= WORK INSTRUCTIONS =
Wherever the string "driver" occurs in a line of these records, report that line.

= EXTRACTED ENTRIES =
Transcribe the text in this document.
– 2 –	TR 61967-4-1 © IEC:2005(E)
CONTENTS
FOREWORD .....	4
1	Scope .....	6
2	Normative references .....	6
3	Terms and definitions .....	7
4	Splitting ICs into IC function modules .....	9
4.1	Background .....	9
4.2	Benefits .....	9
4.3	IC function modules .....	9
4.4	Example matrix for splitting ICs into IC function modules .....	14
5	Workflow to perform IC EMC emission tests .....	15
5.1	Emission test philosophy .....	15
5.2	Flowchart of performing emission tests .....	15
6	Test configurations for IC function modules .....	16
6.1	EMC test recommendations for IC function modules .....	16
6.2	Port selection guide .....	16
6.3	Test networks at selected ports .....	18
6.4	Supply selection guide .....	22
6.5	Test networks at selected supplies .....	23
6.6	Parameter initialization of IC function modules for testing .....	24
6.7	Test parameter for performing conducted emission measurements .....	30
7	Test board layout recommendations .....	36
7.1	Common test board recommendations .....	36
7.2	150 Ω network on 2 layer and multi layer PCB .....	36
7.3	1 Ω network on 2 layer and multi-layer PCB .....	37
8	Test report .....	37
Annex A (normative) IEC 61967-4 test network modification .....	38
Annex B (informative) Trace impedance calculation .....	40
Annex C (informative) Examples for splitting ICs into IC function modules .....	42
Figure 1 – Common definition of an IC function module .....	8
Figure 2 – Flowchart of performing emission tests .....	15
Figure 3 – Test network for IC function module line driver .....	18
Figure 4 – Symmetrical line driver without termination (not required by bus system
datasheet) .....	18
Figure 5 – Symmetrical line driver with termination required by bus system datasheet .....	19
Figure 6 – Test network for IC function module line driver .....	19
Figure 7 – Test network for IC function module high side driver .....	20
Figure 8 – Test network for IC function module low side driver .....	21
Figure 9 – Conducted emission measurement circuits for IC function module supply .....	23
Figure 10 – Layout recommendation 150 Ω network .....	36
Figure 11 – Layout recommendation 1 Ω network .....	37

= ANSWER TO THIS PROBLEM =
Figure 3 – Test network for IC function module line driver .....	18
Figure 4 – Symmetrical line driver without termination (not required by bus system
Figure 5 – Symmetrical line driver with termination required by bus system datasheet .....	19
Figure 6 – Test network for IC function module line driver .....	19
Figure 7 – Test network for IC function module high side driver .....	20
Figure 8 – Test network for IC function module low side driver .....	21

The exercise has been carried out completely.